▶ Given request
What is the number of lines in these entries that contain "instructions"? State it alone.

▶ Extracted material
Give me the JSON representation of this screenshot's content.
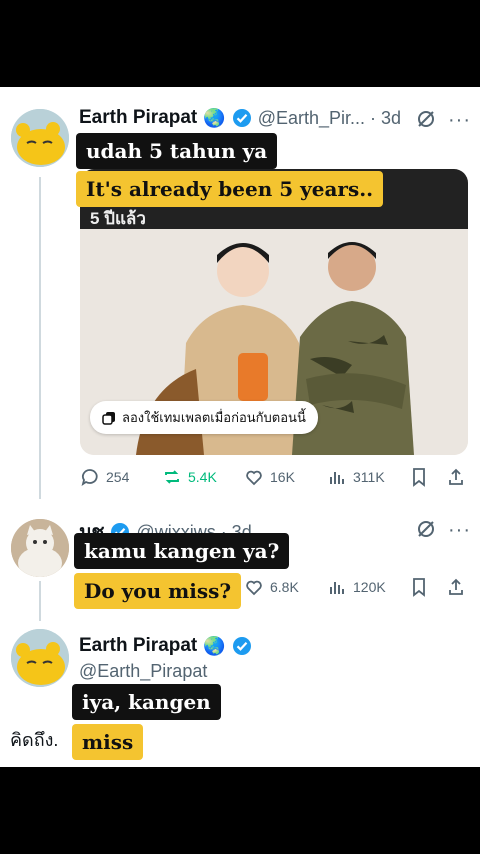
{
  "tweet1": {
    "display_name": "Earth Pirapat",
    "globe_emoji": "🌏",
    "handle_time": "@Earth_Pir... · 3d",
    "caption_original": "udah 5 tahun ya",
    "caption_translation": "It's already been 5 years..",
    "image_header_text": "5 ปีแล้ว",
    "template_pill_text": "ลองใช้เทมเพลตเมื่อก่อนกับตอนนี้",
    "stats": {
      "replies": "254",
      "reposts": "5.4K",
      "likes": "16K",
      "views": "311K"
    }
  },
  "tweet2": {
    "display_name": "มช",
    "handle_time": "@wixxiws · 3d",
    "caption_original": "kamu kangen ya?",
    "caption_translation": "Do you miss?",
    "stats": {
      "likes": "6.8K",
      "views": "120K"
    }
  },
  "tweet3": {
    "display_name": "Earth Pirapat",
    "globe_emoji": "🌏",
    "handle": "@Earth_Pirapat",
    "body_text": "คิดถึง.",
    "caption_original": "iya, kangen",
    "caption_translation": "miss"
  },
  "colors": {
    "accent_blue": "#1d9bf0",
    "repost_green": "#00ba7c",
    "caption_yellow": "#f4c430",
    "caption_black": "#111111"
  }
}
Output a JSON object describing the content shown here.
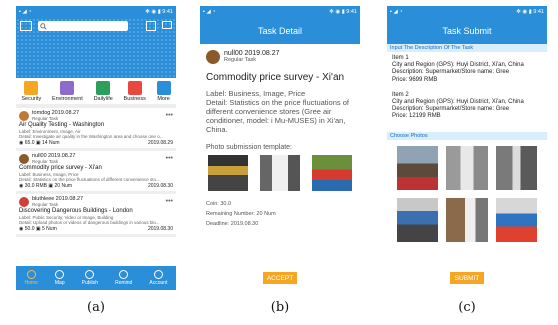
{
  "phone1": {
    "status_left": "▪ ◢ ◔",
    "status_right": "✻ ◉ ▮ 9:41",
    "categories": [
      {
        "label": "Security",
        "color": "#f5a623"
      },
      {
        "label": "Environment",
        "color": "#8e6bc9"
      },
      {
        "label": "Dailylife",
        "color": "#2e9e5b"
      },
      {
        "label": "Business",
        "color": "#e8483f"
      },
      {
        "label": "More",
        "color": "#2a8fd8"
      }
    ],
    "tasks": [
      {
        "user": "tomdog",
        "date": "2019.08.27",
        "type": "Regular Task",
        "title": "Air Quality Testing - Washington",
        "label": "Label: Environment, Image, Air",
        "detail": "Detail: Investigate air quality in the Washington area and choose one o...",
        "coin": "65.0",
        "num": "14 Num",
        "deadline": "2019.08.29"
      },
      {
        "user": "null00",
        "date": "2019.08.27",
        "type": "Regular Task",
        "title": "Commodity price survey - Xi'an",
        "label": "Label: Business, Image, Price",
        "detail": "Detail: Statistics on the price fluctuations of different convenience sto...",
        "coin": "30.0 RMB",
        "num": "20 Num",
        "deadline": "2019.08.30"
      },
      {
        "user": "bluthleee",
        "date": "2019.08.27",
        "type": "Regular Task",
        "title": "Discovering Dangerous Buildings - London",
        "label": "Label: Public Security, Video or Image, Building",
        "detail": "Detail: Upload photos or videos of dangerous buildings in various blo...",
        "coin": "50.0",
        "num": "5 Num",
        "deadline": "2019.08.30"
      }
    ],
    "tabs": [
      "Home",
      "Map",
      "Publish",
      "Remind",
      "Account"
    ]
  },
  "phone2": {
    "status_left": "▪ ◢ ◔",
    "status_right": "✻ ◉ ▮ 9:41",
    "title": "Task Detail",
    "user": "null00",
    "date": "2019.08.27",
    "type": "Regular Task",
    "task_title": "Commodity price survey - Xi'an",
    "label": "Label: Business, Image, Price",
    "detail": "Detail: Statistics on the price fluctuations of different convenience stores (Gree air conditioner, model: i Mu-MUSES) in Xi'an, China.",
    "template_label": "Photo submission template:",
    "coin": "Coin: 30.0",
    "remaining": "Remaining Number: 20 Num",
    "deadline": "Deadline: 2019.08.30",
    "accept": "ACCEPT"
  },
  "phone3": {
    "status_left": "▪ ◢ ◔",
    "status_right": "✻ ◉ ▮ 9:41",
    "title": "Task Submit",
    "section1": "Input The Description Of The Task",
    "items": [
      {
        "name": "Item 1",
        "city": "City and Region (GPS): Huyi District, Xi'an, China",
        "desc": "Description: Supermarket/Store name: Gree",
        "price": "Price: 9699 RMB"
      },
      {
        "name": "Item 2",
        "city": "City and Region (GPS): Huyi District, Xi'an, China",
        "desc": "Description: Supermarket/Store name: Gree",
        "price": "Price: 12199 RMB"
      }
    ],
    "section2": "Choose Photos",
    "submit": "SUBMIT"
  },
  "captions": [
    "(a)",
    "(b)",
    "(c)"
  ]
}
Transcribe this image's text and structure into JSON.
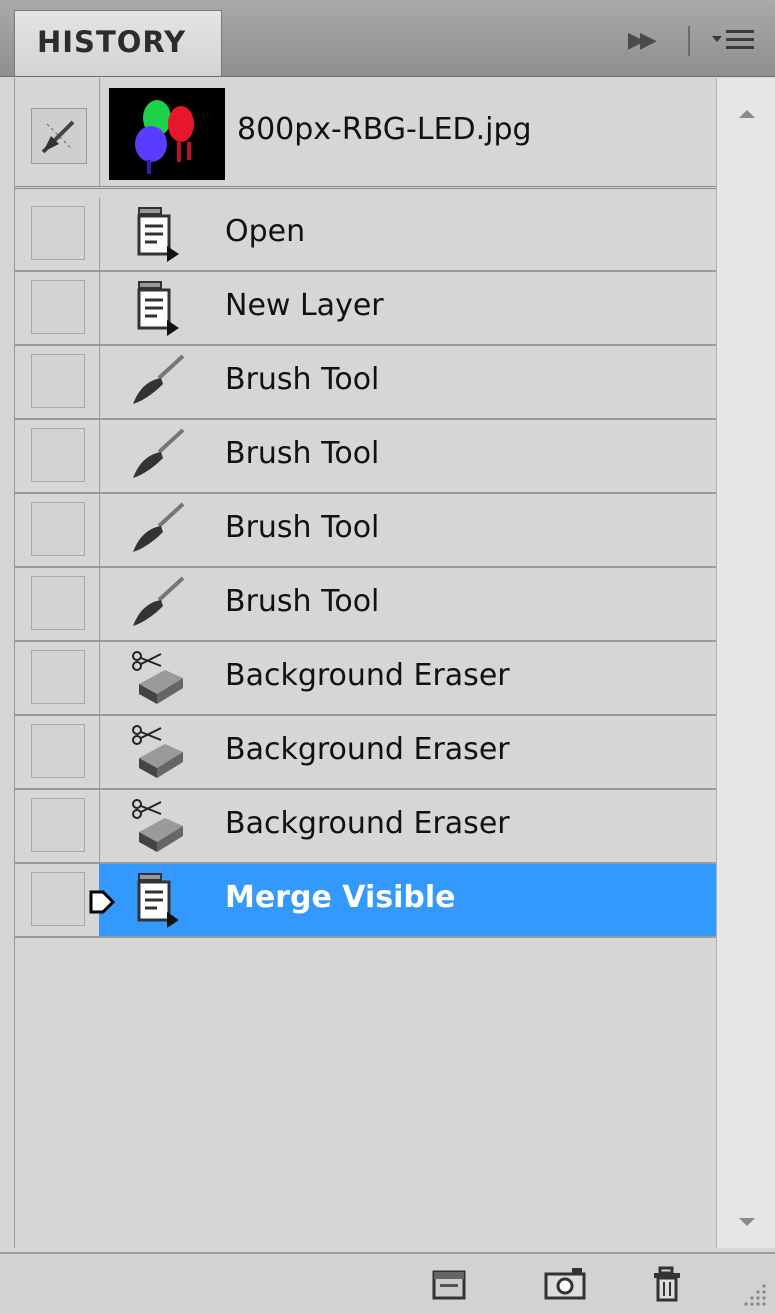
{
  "panel": {
    "tab_label": "HISTORY",
    "snapshot": {
      "name": "800px-RBG-LED.jpg",
      "icon": "history-brush-icon"
    },
    "items": [
      {
        "label": "Open",
        "icon": "document-action-icon"
      },
      {
        "label": "New Layer",
        "icon": "document-action-icon"
      },
      {
        "label": "Brush Tool",
        "icon": "brush-icon"
      },
      {
        "label": "Brush Tool",
        "icon": "brush-icon"
      },
      {
        "label": "Brush Tool",
        "icon": "brush-icon"
      },
      {
        "label": "Brush Tool",
        "icon": "brush-icon"
      },
      {
        "label": "Background Eraser",
        "icon": "background-eraser-icon"
      },
      {
        "label": "Background Eraser",
        "icon": "background-eraser-icon"
      },
      {
        "label": "Background Eraser",
        "icon": "background-eraser-icon"
      },
      {
        "label": "Merge Visible",
        "icon": "document-action-icon",
        "selected": true
      }
    ],
    "footer_buttons": [
      "new-document-from-state-icon",
      "new-snapshot-camera-icon",
      "trash-icon"
    ],
    "colors": {
      "selection": "#3399ff",
      "panel": "#d6d6d6"
    }
  }
}
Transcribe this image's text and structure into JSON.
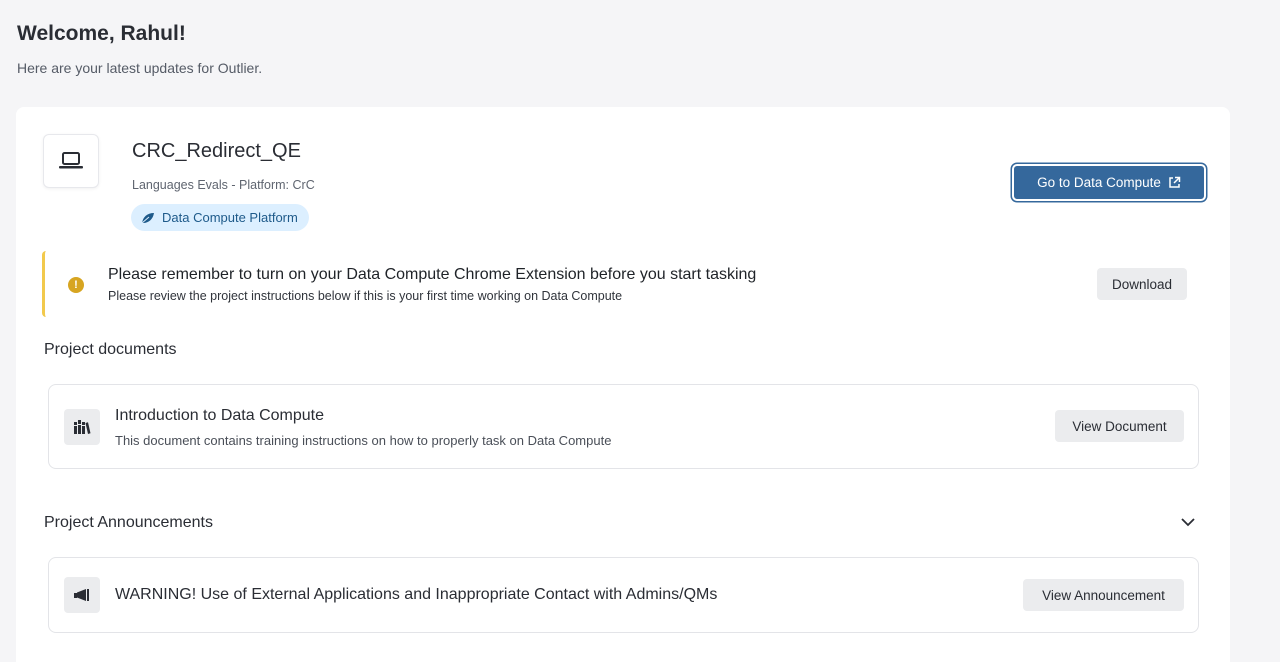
{
  "header": {
    "title": "Welcome, Rahul!",
    "subtitle": "Here are your latest updates for Outlier."
  },
  "project": {
    "icon": "laptop-icon",
    "name": "CRC_Redirect_QE",
    "subtitle": "Languages Evals - Platform: CrC",
    "badge": {
      "icon": "leaf-icon",
      "label": "Data Compute Platform"
    },
    "primary_button": {
      "label": "Go to Data Compute",
      "icon": "external-link-icon"
    }
  },
  "alert": {
    "icon": "exclamation-icon",
    "title": "Please remember to turn on your Data Compute Chrome Extension before you start tasking",
    "subtitle": "Please review the project instructions below if this is your first time working on Data Compute",
    "button": "Download"
  },
  "documents": {
    "section_title": "Project documents",
    "items": [
      {
        "icon": "books-icon",
        "title": "Introduction to Data Compute",
        "description": "This document contains training instructions on how to properly task on Data Compute",
        "button": "View Document"
      }
    ]
  },
  "announcements": {
    "section_title": "Project Announcements",
    "toggle_icon": "chevron-down-icon",
    "items": [
      {
        "icon": "megaphone-icon",
        "title": "WARNING! Use of External Applications and Inappropriate Contact with Admins/QMs",
        "button": "View Announcement"
      }
    ]
  },
  "colors": {
    "primary": "#35689c",
    "badge_bg": "#dcefff",
    "alert_accent": "#f2c94c",
    "alert_icon": "#d7a521",
    "page_bg": "#f5f5f7"
  }
}
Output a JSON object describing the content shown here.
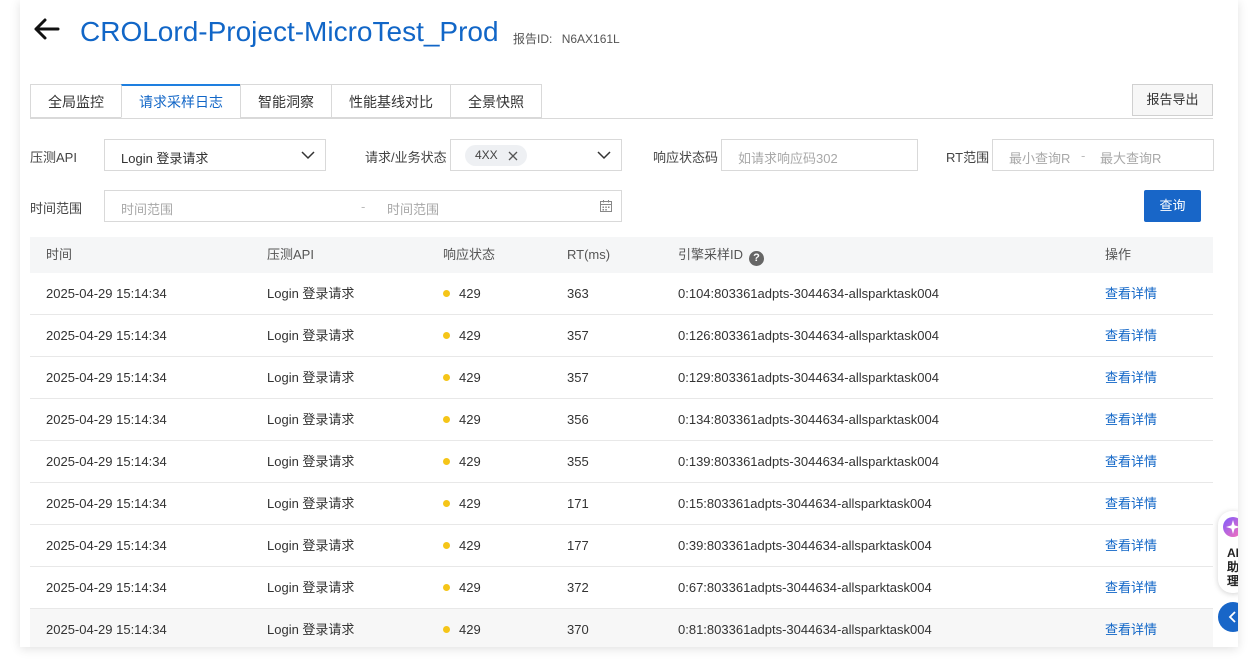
{
  "header": {
    "title": "CROLord-Project-MicroTest_Prod",
    "report_id_label": "报告ID:",
    "report_id": "N6AX161L"
  },
  "tabs": [
    {
      "label": "全局监控"
    },
    {
      "label": "请求采样日志",
      "active": true
    },
    {
      "label": "智能洞察"
    },
    {
      "label": "性能基线对比"
    },
    {
      "label": "全景快照"
    }
  ],
  "export_label": "报告导出",
  "filters": {
    "api_label": "压测API",
    "api_value": "Login 登录请求",
    "status_label": "请求/业务状态",
    "status_tag": "4XX",
    "code_label": "响应状态码",
    "code_placeholder": "如请求响应码302",
    "rt_label": "RT范围",
    "rt_min_placeholder": "最小查询R",
    "rt_max_placeholder": "最大查询R",
    "time_label": "时间范围",
    "time_start_placeholder": "时间范围",
    "time_end_placeholder": "时间范围",
    "query_label": "查询"
  },
  "table": {
    "columns": [
      "时间",
      "压测API",
      "响应状态",
      "RT(ms)",
      "引擎采样ID",
      "操作"
    ],
    "rows": [
      {
        "time": "2025-04-29 15:14:34",
        "api": "Login 登录请求",
        "status": "429",
        "rt": "363",
        "id": "0:104:803361adpts-3044634-allsparktask004",
        "action": "查看详情"
      },
      {
        "time": "2025-04-29 15:14:34",
        "api": "Login 登录请求",
        "status": "429",
        "rt": "357",
        "id": "0:126:803361adpts-3044634-allsparktask004",
        "action": "查看详情"
      },
      {
        "time": "2025-04-29 15:14:34",
        "api": "Login 登录请求",
        "status": "429",
        "rt": "357",
        "id": "0:129:803361adpts-3044634-allsparktask004",
        "action": "查看详情"
      },
      {
        "time": "2025-04-29 15:14:34",
        "api": "Login 登录请求",
        "status": "429",
        "rt": "356",
        "id": "0:134:803361adpts-3044634-allsparktask004",
        "action": "查看详情"
      },
      {
        "time": "2025-04-29 15:14:34",
        "api": "Login 登录请求",
        "status": "429",
        "rt": "355",
        "id": "0:139:803361adpts-3044634-allsparktask004",
        "action": "查看详情"
      },
      {
        "time": "2025-04-29 15:14:34",
        "api": "Login 登录请求",
        "status": "429",
        "rt": "171",
        "id": "0:15:803361adpts-3044634-allsparktask004",
        "action": "查看详情"
      },
      {
        "time": "2025-04-29 15:14:34",
        "api": "Login 登录请求",
        "status": "429",
        "rt": "177",
        "id": "0:39:803361adpts-3044634-allsparktask004",
        "action": "查看详情"
      },
      {
        "time": "2025-04-29 15:14:34",
        "api": "Login 登录请求",
        "status": "429",
        "rt": "372",
        "id": "0:67:803361adpts-3044634-allsparktask004",
        "action": "查看详情"
      },
      {
        "time": "2025-04-29 15:14:34",
        "api": "Login 登录请求",
        "status": "429",
        "rt": "370",
        "id": "0:81:803361adpts-3044634-allsparktask004",
        "action": "查看详情"
      }
    ]
  },
  "ai_assistant": {
    "chars": [
      "AI",
      "助",
      "理"
    ]
  },
  "colors": {
    "accent": "#1166c7",
    "primary_button": "#1866c8",
    "status_warning": "#f5c518"
  },
  "icons": [
    "back-arrow-icon",
    "chevron-down-icon",
    "close-icon",
    "calendar-icon",
    "question-icon",
    "sparkle-icon",
    "chevron-left-icon"
  ]
}
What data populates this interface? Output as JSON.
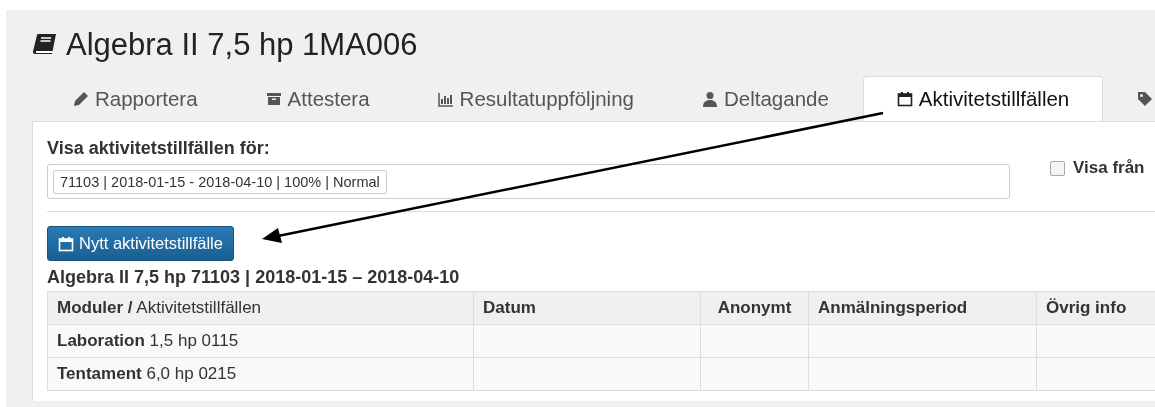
{
  "course_title": "Algebra II 7,5 hp 1MA006",
  "tabs": [
    {
      "label": "Rapportera",
      "selected": false
    },
    {
      "label": "Attestera",
      "selected": false
    },
    {
      "label": "Resultatuppföljning",
      "selected": false
    },
    {
      "label": "Deltagande",
      "selected": false
    },
    {
      "label": "Aktivitetstillfällen",
      "selected": true
    },
    {
      "selected": false
    }
  ],
  "filter": {
    "label": "Visa aktivitetstillfällen för:",
    "chips": [
      "71103 | 2018-01-15 - 2018-04-10 | 100% | Normal"
    ],
    "checkbox": {
      "label": "Visa från",
      "checked": false
    }
  },
  "new_button": "Nytt aktivitetstillfälle",
  "section_heading": "Algebra II 7,5 hp 71103 | 2018-01-15 – 2018-04-10",
  "table": {
    "columns": [
      "**Moduler /** Aktivitetstillfällen",
      "Datum",
      "Anonymt",
      "Anmälningsperiod",
      "Övrig info"
    ],
    "rows": [
      [
        "**Laboration** 1,5 hp 0115",
        "",
        "",
        "",
        ""
      ],
      [
        "**Tentament** 6,0 hp 0215",
        "",
        "",
        "",
        ""
      ]
    ]
  }
}
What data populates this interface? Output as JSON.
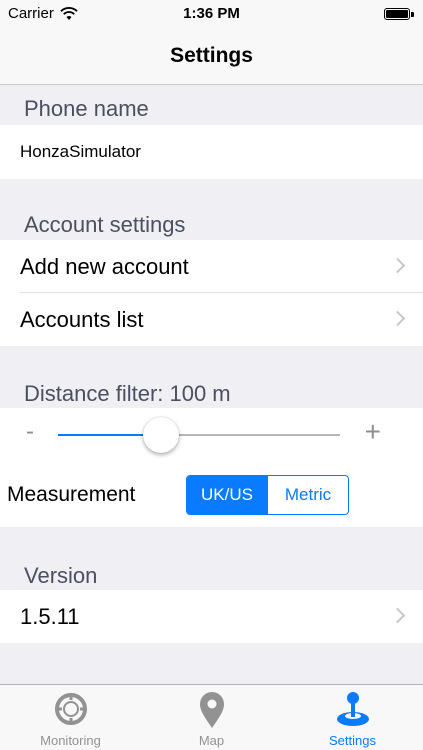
{
  "status_bar": {
    "carrier": "Carrier",
    "time": "1:36 PM"
  },
  "nav": {
    "title": "Settings"
  },
  "sections": {
    "phone": {
      "header": "Phone name",
      "value": "HonzaSimulator"
    },
    "account": {
      "header": "Account settings",
      "items": [
        {
          "label": "Add new account"
        },
        {
          "label": "Accounts list"
        }
      ]
    },
    "distance": {
      "header": "Distance filter: 100 m",
      "minus": "-",
      "plus": "+",
      "slider_value_fraction": 0.33,
      "measurement_label": "Measurement",
      "options": [
        "UK/US",
        "Metric"
      ],
      "selected": "UK/US"
    },
    "version": {
      "header": "Version",
      "value": "1.5.11"
    }
  },
  "tabs": [
    {
      "label": "Monitoring",
      "icon": "crosshair-icon",
      "active": false
    },
    {
      "label": "Map",
      "icon": "map-pin-icon",
      "active": false
    },
    {
      "label": "Settings",
      "icon": "joystick-icon",
      "active": true
    }
  ],
  "colors": {
    "accent": "#0a7aff",
    "background": "#efeff4",
    "header_text": "#4a5060"
  }
}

▶ The solution
2